## Your objective
Pull out every one of the lines below and repeat them word for word, leaving out the pictures.

━━━━━━━━━━━━━━━━

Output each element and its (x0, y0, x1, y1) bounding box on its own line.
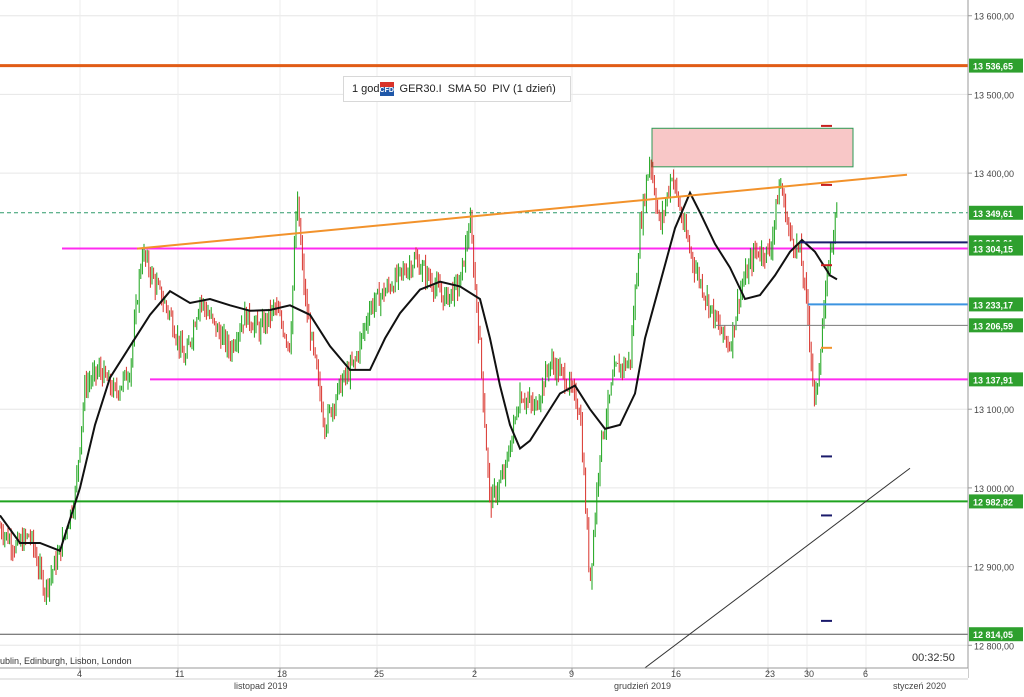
price-tag-label: 13 536,65 (973, 62, 1013, 72)
cfd-icon: CFD (379, 82, 394, 96)
x-tick-label: 30 (804, 669, 814, 679)
price-tag-label: 13 304,15 (973, 245, 1013, 255)
month-label: styczeń 2020 (893, 681, 946, 691)
x-tick-label: 25 (374, 669, 384, 679)
y-tick-label: 13 400,00 (974, 169, 1014, 179)
y-tick-label: 12 900,00 (974, 563, 1014, 573)
x-tick-label: 23 (765, 669, 775, 679)
price-tag-label: 13 137,91 (973, 375, 1013, 385)
y-tick-label: 13 000,00 (974, 484, 1014, 494)
price-tag-label: 13 349,61 (973, 209, 1013, 219)
price-tag-label: 13 206,59 (973, 321, 1013, 331)
bar-countdown: 00:32:50 (912, 652, 955, 664)
price-candles (0, 156, 838, 605)
legend-interval: 1 god (352, 83, 380, 95)
x-tick-label: 9 (569, 669, 574, 679)
month-label: listopad 2019 (234, 681, 288, 691)
chart-legend[interactable]: 1 god CFD GER30.I SMA 50 PIV (1 dzień) (343, 76, 571, 102)
pivot-levels (716, 124, 968, 622)
y-tick-label: 13 600,00 (974, 12, 1014, 22)
y-tick-label: 12 800,00 (974, 641, 1014, 651)
price-tag-label: 12 814,05 (973, 630, 1013, 640)
sma-line (0, 190, 838, 553)
price-axis: 12 800,00 12 900,00 13 000,00 13 100,00 13 4… (967, 0, 1024, 692)
x-tick-label: 6 (863, 669, 868, 679)
month-label: grudzień 2019 (614, 681, 671, 691)
supply-zone (651, 127, 854, 168)
gray-trendline (629, 467, 911, 680)
x-tick-label: 2 (472, 669, 477, 679)
x-tick-label: 18 (277, 669, 287, 679)
legend-indicator: SMA 50 (447, 83, 487, 95)
timezone-label: ublin, Edinburgh, Lisbon, London (0, 656, 132, 666)
chart-canvas[interactable]: 12 800,00 12 900,00 13 000,00 13 100,00 13 4… (0, 0, 1024, 692)
price-tag-label: 12 982,82 (973, 497, 1013, 507)
sma-50-line (0, 190, 838, 553)
axis-background (968, 0, 1024, 692)
legend-pivots: PIV (1 dzień) (492, 83, 556, 95)
y-tick-label: 13 500,00 (974, 90, 1014, 100)
price-chart[interactable]: 12 800,00 12 900,00 13 000,00 13 100,00 13 4… (0, 0, 1024, 692)
price-tag-label: 13 233,17 (973, 300, 1013, 310)
legend-symbol: GER30.I (399, 83, 442, 95)
x-tick-label: 4 (77, 669, 82, 679)
y-tick-label: 13 100,00 (974, 405, 1014, 415)
time-axis: 4 11 18 25 2 9 16 23 30 6 listopad 2019 grudzień 20… (0, 667, 968, 692)
supply-zone-rect (651, 127, 854, 168)
x-tick-label: 16 (671, 669, 681, 679)
time-axis-background (0, 668, 968, 692)
x-tick-label: 11 (175, 669, 184, 679)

━━━━━━━━━━━━━━━━

## Response
Output each element and its (x0, y0, x1, y1) bounding box on its own line.
price-tag-label: 13 536,65 (973, 62, 1013, 72)
cfd-icon: CFD (379, 82, 394, 96)
x-tick-label: 30 (804, 669, 814, 679)
price-tag-label: 13 304,15 (973, 245, 1013, 255)
month-label: styczeń 2020 (893, 681, 946, 691)
x-tick-label: 25 (374, 669, 384, 679)
y-tick-label: 13 400,00 (974, 169, 1014, 179)
y-tick-label: 12 900,00 (974, 563, 1014, 573)
x-tick-label: 23 (765, 669, 775, 679)
price-tag-label: 13 137,91 (973, 375, 1013, 385)
y-tick-label: 13 000,00 (974, 484, 1014, 494)
price-tag-label: 13 349,61 (973, 209, 1013, 219)
price-tag-label: 13 206,59 (973, 321, 1013, 331)
bar-countdown: 00:32:50 (912, 652, 955, 664)
price-candles (0, 156, 838, 605)
legend-interval: 1 god (352, 83, 380, 95)
x-tick-label: 9 (569, 669, 574, 679)
month-label: listopad 2019 (234, 681, 288, 691)
chart-legend[interactable]: 1 god CFD GER30.I SMA 50 PIV (1 dzień) (343, 76, 571, 102)
pivot-levels (716, 124, 968, 622)
y-tick-label: 13 600,00 (974, 12, 1014, 22)
y-tick-label: 12 800,00 (974, 641, 1014, 651)
price-tag-label: 12 814,05 (973, 630, 1013, 640)
sma-line (0, 190, 838, 553)
price-axis: 12 800,00 12 900,00 13 000,00 13 100,00 13 4… (967, 0, 1024, 692)
x-tick-label: 6 (863, 669, 868, 679)
month-label: grudzień 2019 (614, 681, 671, 691)
supply-zone (651, 127, 854, 168)
gray-trendline (629, 467, 911, 680)
x-tick-label: 2 (472, 669, 477, 679)
x-tick-label: 18 (277, 669, 287, 679)
legend-indicator: SMA 50 (447, 83, 487, 95)
timezone-label: ublin, Edinburgh, Lisbon, London (0, 656, 132, 666)
chart-canvas[interactable]: 12 800,00 12 900,00 13 000,00 13 100,00 13 4… (0, 0, 1024, 692)
price-tag-label: 12 982,82 (973, 497, 1013, 507)
sma-50-line (0, 190, 838, 553)
axis-background (968, 0, 1024, 692)
legend-pivots: PIV (1 dzień) (492, 83, 556, 95)
y-tick-label: 13 500,00 (974, 90, 1014, 100)
price-chart[interactable]: 12 800,00 12 900,00 13 000,00 13 100,00 13 4… (0, 0, 1024, 692)
price-tag-label: 13 233,17 (973, 300, 1013, 310)
legend-symbol: GER30.I (399, 83, 442, 95)
x-tick-label: 4 (77, 669, 82, 679)
y-tick-label: 13 100,00 (974, 405, 1014, 415)
time-axis: 4 11 18 25 2 9 16 23 30 6 listopad 2019 grudzień 20… (0, 667, 968, 692)
supply-zone-rect (651, 127, 854, 168)
x-tick-label: 16 (671, 669, 681, 679)
time-axis-background (0, 668, 968, 692)
x-tick-label: 11 (175, 669, 184, 679)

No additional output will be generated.